(Saved entries)
────────────────────

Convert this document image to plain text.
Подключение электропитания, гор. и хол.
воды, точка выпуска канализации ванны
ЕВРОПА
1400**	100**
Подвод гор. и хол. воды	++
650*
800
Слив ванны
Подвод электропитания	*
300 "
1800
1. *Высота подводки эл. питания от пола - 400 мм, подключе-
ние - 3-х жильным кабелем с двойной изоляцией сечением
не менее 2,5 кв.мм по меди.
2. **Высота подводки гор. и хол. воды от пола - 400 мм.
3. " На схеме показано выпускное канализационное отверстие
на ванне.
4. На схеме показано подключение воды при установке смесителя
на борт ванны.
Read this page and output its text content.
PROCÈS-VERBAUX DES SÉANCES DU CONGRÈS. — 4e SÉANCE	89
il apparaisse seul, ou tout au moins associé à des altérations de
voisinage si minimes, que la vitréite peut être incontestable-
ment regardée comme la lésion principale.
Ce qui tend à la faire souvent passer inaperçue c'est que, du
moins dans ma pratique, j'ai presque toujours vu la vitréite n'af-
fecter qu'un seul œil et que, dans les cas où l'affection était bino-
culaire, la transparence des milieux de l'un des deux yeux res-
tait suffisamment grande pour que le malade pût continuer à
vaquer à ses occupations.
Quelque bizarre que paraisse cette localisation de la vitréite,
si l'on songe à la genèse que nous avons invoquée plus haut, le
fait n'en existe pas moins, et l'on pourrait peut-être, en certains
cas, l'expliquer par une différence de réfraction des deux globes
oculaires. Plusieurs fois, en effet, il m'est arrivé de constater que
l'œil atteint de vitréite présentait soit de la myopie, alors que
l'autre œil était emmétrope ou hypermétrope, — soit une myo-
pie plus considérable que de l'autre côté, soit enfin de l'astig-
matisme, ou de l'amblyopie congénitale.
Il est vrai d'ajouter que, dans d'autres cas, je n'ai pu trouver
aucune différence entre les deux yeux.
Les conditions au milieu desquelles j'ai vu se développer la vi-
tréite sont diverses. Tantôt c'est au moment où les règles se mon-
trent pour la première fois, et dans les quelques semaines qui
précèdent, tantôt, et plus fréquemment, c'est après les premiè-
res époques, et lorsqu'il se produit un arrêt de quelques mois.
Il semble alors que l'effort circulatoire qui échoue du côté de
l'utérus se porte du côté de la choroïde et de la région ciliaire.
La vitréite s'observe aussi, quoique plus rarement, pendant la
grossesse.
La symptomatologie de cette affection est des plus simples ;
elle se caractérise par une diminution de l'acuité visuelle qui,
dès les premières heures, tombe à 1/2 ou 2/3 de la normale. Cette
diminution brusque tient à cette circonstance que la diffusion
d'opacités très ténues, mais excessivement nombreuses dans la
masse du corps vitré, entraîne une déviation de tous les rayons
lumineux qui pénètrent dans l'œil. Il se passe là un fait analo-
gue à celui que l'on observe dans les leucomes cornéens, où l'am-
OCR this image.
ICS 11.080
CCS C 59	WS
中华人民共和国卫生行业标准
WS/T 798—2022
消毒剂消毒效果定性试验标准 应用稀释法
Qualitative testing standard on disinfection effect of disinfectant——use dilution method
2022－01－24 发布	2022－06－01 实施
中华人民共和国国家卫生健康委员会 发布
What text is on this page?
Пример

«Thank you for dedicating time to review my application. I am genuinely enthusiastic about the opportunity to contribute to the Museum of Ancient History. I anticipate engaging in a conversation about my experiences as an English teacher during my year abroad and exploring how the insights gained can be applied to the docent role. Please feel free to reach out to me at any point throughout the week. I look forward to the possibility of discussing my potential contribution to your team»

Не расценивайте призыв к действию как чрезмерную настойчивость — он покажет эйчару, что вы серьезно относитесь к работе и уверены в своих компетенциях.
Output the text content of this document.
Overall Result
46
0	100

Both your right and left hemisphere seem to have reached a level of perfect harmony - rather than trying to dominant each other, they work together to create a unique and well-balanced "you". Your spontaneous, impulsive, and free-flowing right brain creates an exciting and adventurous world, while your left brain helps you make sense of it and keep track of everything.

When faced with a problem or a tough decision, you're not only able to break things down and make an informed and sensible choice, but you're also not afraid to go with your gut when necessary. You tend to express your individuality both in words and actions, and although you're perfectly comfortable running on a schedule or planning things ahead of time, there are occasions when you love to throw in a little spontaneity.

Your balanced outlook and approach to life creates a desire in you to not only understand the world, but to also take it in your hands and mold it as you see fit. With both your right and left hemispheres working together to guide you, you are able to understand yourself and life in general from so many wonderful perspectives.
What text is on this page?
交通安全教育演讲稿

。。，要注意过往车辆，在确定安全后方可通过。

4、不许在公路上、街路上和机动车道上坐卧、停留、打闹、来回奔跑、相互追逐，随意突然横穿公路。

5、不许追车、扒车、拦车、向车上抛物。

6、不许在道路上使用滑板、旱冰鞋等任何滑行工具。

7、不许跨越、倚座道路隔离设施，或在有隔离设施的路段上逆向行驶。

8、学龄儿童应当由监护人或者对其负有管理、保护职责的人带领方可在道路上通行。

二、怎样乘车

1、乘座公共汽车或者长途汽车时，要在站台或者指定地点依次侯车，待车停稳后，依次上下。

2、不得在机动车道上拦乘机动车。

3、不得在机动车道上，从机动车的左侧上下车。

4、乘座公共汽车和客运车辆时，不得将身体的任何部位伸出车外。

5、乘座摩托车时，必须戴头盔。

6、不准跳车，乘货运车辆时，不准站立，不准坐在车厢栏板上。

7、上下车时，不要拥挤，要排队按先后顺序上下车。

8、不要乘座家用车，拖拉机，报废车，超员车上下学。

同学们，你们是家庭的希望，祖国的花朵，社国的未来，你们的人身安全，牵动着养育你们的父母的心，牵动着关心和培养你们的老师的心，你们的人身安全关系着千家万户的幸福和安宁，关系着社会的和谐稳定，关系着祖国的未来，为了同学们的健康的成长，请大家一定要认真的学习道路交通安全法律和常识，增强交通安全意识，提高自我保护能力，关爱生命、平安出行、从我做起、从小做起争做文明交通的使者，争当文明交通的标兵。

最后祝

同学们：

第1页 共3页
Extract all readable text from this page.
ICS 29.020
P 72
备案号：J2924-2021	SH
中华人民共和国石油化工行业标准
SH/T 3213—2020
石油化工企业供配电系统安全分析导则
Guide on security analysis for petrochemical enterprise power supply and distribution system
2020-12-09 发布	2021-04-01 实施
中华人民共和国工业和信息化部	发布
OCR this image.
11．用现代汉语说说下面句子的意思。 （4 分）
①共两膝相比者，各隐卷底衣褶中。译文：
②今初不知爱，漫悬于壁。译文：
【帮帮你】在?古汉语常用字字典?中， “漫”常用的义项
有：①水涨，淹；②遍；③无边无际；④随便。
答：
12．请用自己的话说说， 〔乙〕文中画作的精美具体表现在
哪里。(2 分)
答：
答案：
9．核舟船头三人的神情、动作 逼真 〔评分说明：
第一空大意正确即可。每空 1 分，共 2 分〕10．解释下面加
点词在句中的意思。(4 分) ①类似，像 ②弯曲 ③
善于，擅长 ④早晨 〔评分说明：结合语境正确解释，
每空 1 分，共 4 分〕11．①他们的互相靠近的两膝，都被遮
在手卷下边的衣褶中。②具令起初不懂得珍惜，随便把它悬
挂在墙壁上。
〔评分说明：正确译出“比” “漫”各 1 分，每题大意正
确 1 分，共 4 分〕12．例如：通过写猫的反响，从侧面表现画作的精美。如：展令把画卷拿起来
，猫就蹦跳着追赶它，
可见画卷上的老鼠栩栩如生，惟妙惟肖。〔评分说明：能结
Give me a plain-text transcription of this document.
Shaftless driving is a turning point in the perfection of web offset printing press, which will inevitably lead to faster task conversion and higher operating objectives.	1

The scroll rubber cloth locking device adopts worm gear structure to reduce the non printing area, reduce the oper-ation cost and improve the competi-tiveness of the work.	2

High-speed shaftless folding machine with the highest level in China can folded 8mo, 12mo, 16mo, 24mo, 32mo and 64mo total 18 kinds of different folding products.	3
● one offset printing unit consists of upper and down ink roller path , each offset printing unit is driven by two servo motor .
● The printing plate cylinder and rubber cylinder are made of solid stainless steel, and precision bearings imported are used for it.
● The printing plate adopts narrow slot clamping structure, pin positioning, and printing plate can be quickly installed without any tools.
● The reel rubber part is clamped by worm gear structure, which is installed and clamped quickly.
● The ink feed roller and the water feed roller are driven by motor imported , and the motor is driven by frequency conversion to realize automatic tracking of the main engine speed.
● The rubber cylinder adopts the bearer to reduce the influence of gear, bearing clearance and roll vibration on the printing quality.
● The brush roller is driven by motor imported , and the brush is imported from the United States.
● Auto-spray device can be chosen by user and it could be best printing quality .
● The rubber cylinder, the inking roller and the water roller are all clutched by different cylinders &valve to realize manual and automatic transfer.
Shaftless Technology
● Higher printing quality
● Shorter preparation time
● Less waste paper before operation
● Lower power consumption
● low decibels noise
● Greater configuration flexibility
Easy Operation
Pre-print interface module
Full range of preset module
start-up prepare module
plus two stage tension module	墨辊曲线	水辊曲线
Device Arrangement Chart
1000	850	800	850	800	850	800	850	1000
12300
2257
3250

────────────────────

> _EXERCISE AIM_:
Identify and copy all lines with the word "reduce".

> _TASK SOLUTION_:
The scroll rubber cloth locking device adopts worm gear structure to reduce the non printing area, reduce the oper-ation cost and improve the competi-tiveness of the work.	2
● The rubber cylinder adopts the bearer to reduce the influence of gear, bearing clearance and roll vibration on the printing quality.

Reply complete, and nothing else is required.